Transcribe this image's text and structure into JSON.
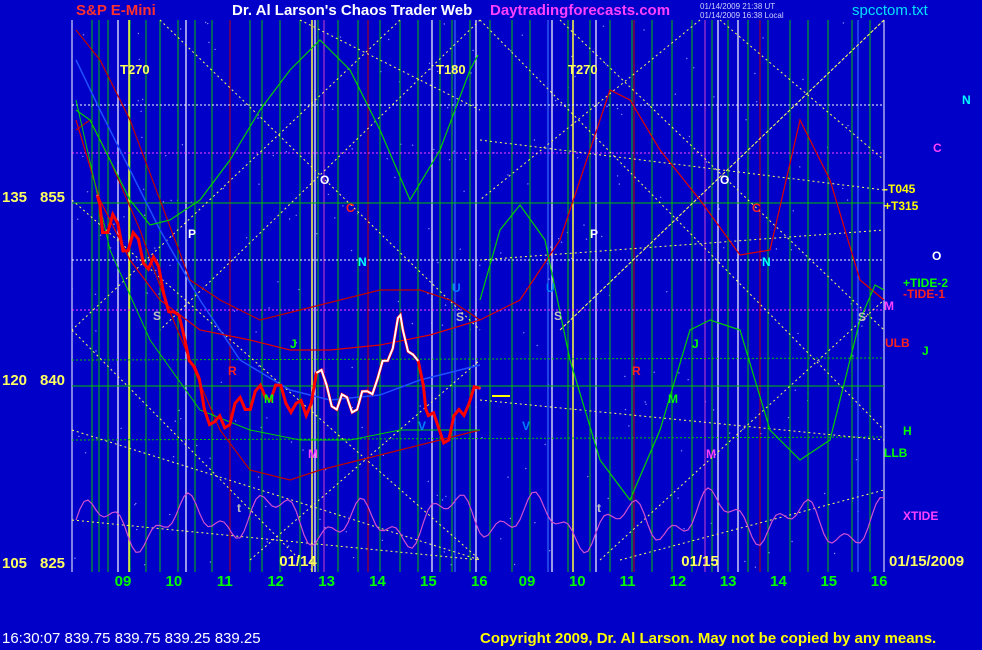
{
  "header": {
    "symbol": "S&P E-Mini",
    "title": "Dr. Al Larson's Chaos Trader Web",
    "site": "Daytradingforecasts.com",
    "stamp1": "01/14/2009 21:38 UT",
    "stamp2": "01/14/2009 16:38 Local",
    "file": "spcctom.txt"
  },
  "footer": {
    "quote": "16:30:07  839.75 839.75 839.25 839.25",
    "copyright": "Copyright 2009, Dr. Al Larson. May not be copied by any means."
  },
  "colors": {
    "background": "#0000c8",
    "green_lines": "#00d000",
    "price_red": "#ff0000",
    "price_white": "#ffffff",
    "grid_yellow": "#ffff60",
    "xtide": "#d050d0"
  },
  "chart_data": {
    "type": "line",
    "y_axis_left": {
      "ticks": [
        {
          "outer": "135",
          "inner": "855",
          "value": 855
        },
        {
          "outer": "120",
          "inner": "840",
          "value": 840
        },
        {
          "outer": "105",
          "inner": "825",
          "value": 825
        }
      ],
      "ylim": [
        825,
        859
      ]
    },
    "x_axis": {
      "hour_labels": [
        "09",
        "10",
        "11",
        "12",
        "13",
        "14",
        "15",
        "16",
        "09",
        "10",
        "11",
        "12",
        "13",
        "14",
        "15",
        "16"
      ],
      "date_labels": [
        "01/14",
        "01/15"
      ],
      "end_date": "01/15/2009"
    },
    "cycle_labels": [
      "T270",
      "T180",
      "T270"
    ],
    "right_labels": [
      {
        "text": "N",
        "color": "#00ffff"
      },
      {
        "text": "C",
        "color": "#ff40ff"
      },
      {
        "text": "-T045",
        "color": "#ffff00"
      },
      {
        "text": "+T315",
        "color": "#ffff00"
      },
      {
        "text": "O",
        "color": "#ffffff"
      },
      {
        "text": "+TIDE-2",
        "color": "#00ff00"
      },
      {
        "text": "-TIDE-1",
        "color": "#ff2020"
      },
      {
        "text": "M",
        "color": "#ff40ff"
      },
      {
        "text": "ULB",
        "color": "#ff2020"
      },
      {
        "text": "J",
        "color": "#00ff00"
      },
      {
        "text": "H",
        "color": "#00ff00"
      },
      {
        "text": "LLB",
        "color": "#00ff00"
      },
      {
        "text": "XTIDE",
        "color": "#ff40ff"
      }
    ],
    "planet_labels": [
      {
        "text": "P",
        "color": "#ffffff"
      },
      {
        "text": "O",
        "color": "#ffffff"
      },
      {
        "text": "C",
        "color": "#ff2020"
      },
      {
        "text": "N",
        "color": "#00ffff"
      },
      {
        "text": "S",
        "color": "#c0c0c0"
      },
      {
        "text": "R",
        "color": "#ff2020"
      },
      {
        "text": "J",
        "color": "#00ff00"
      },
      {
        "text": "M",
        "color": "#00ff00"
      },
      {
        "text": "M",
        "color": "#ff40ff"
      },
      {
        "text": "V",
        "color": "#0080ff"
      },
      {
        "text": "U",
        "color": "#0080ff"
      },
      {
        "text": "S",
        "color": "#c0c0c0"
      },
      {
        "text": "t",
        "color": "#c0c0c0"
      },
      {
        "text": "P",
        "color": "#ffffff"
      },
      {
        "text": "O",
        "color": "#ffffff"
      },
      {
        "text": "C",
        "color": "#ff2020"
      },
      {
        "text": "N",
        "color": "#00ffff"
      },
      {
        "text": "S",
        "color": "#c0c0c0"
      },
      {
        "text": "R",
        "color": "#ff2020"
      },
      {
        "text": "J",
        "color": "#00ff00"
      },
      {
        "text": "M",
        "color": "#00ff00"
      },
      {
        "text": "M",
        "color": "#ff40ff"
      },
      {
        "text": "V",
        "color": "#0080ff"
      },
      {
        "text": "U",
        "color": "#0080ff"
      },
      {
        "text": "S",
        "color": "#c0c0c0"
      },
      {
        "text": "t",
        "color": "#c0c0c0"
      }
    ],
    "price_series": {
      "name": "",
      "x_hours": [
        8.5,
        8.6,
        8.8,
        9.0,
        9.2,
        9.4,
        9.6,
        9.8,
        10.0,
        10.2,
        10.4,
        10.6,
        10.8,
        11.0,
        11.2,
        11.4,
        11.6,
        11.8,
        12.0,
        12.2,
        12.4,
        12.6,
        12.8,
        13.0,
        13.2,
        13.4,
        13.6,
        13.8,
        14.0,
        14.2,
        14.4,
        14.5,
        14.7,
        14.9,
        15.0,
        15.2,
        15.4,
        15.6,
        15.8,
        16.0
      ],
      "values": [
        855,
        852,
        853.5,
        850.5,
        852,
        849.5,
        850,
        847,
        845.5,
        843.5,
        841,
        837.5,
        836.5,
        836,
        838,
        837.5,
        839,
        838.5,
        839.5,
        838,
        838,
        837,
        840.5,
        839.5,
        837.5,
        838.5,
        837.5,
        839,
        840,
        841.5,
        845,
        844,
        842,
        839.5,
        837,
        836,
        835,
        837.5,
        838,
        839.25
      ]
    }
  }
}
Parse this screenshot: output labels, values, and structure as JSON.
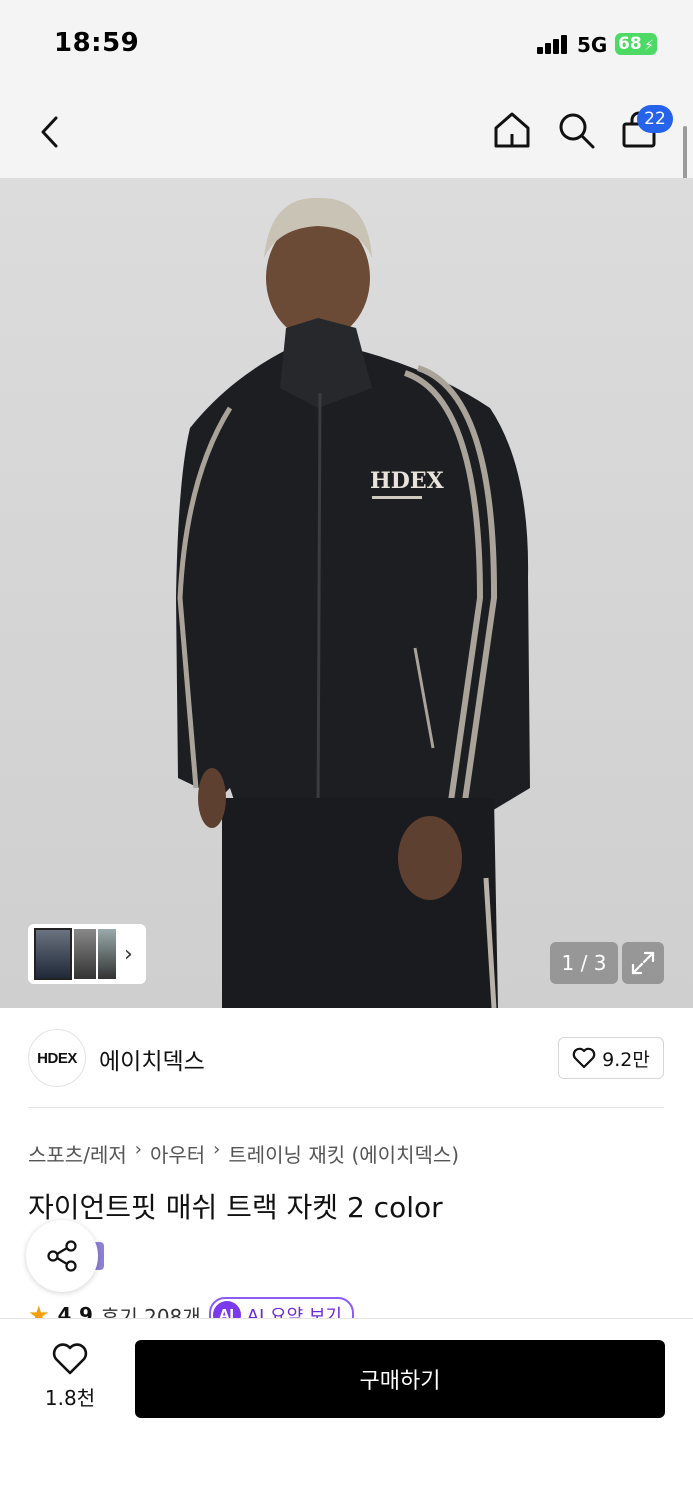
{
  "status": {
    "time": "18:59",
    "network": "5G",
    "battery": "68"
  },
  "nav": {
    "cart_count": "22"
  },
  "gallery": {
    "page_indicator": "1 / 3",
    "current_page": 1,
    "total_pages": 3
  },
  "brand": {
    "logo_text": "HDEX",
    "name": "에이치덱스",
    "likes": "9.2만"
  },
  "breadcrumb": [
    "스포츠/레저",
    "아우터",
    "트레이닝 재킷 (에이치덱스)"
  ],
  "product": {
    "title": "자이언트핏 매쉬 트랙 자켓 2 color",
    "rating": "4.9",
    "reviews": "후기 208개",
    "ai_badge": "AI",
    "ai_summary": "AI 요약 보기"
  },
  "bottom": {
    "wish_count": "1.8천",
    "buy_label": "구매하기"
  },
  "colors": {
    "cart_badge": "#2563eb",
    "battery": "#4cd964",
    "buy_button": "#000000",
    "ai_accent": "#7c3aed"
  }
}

__________

■ Problem to work on: Pull every line containing "values" out of the data above.

■ Problem solution:
      "values": [
Parse this screenshot: output labels, values, and structure as JSON.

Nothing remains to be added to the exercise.